■ PROVIDED DATA:
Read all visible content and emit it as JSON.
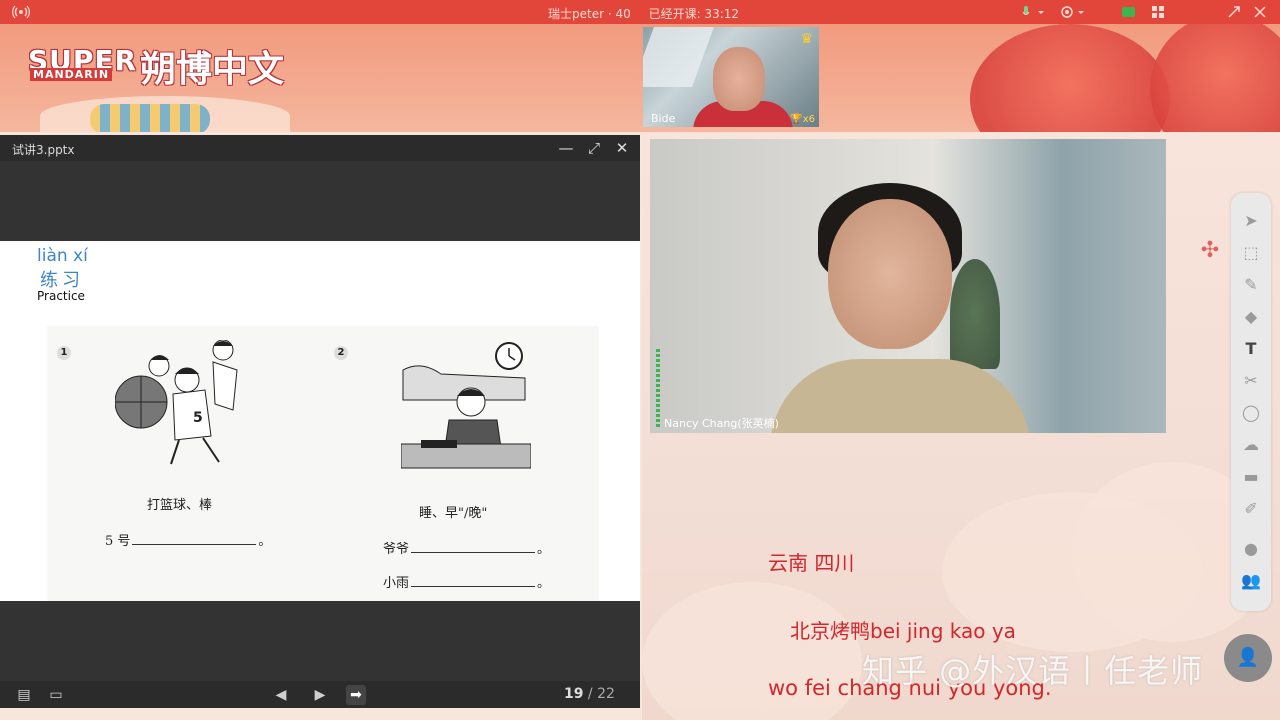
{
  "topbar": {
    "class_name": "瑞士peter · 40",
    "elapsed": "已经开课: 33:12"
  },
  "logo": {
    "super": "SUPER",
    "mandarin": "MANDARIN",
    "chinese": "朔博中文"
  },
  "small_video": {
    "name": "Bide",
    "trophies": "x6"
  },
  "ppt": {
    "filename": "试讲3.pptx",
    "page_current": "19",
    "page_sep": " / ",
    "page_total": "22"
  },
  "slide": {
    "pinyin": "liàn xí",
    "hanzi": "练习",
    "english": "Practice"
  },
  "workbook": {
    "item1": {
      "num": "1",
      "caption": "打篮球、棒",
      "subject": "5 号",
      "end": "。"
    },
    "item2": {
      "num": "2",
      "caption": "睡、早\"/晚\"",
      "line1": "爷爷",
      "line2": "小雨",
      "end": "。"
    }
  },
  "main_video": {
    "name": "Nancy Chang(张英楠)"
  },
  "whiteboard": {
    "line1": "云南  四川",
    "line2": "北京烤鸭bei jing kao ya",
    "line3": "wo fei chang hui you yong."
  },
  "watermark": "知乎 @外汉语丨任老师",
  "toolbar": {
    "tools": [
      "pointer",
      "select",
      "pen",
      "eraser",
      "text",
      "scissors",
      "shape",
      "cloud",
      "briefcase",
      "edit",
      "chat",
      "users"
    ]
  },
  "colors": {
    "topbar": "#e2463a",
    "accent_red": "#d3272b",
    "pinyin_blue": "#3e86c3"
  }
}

■ WHAT TO WORK ON:
Pictures don't belong in the copy. Restate all the entries exactly.

■ WRITTEN RESPONSE:
Read all visible content and emit it as JSON.
{
  "topbar": {
    "class_name": "瑞士peter · 40",
    "elapsed": "已经开课: 33:12"
  },
  "logo": {
    "super": "SUPER",
    "mandarin": "MANDARIN",
    "chinese": "朔博中文"
  },
  "small_video": {
    "name": "Bide",
    "trophies": "x6"
  },
  "ppt": {
    "filename": "试讲3.pptx",
    "page_current": "19",
    "page_sep": " / ",
    "page_total": "22"
  },
  "slide": {
    "pinyin": "liàn xí",
    "hanzi": "练习",
    "english": "Practice"
  },
  "workbook": {
    "item1": {
      "num": "1",
      "caption": "打篮球、棒",
      "subject": "5 号",
      "end": "。"
    },
    "item2": {
      "num": "2",
      "caption": "睡、早\"/晚\"",
      "line1": "爷爷",
      "line2": "小雨",
      "end": "。"
    }
  },
  "main_video": {
    "name": "Nancy Chang(张英楠)"
  },
  "whiteboard": {
    "line1": "云南  四川",
    "line2": "北京烤鸭bei jing kao ya",
    "line3": "wo fei chang hui you yong."
  },
  "watermark": "知乎 @外汉语丨任老师",
  "toolbar": {
    "tools": [
      "pointer",
      "select",
      "pen",
      "eraser",
      "text",
      "scissors",
      "shape",
      "cloud",
      "briefcase",
      "edit",
      "chat",
      "users"
    ]
  },
  "colors": {
    "topbar": "#e2463a",
    "accent_red": "#d3272b",
    "pinyin_blue": "#3e86c3"
  }
}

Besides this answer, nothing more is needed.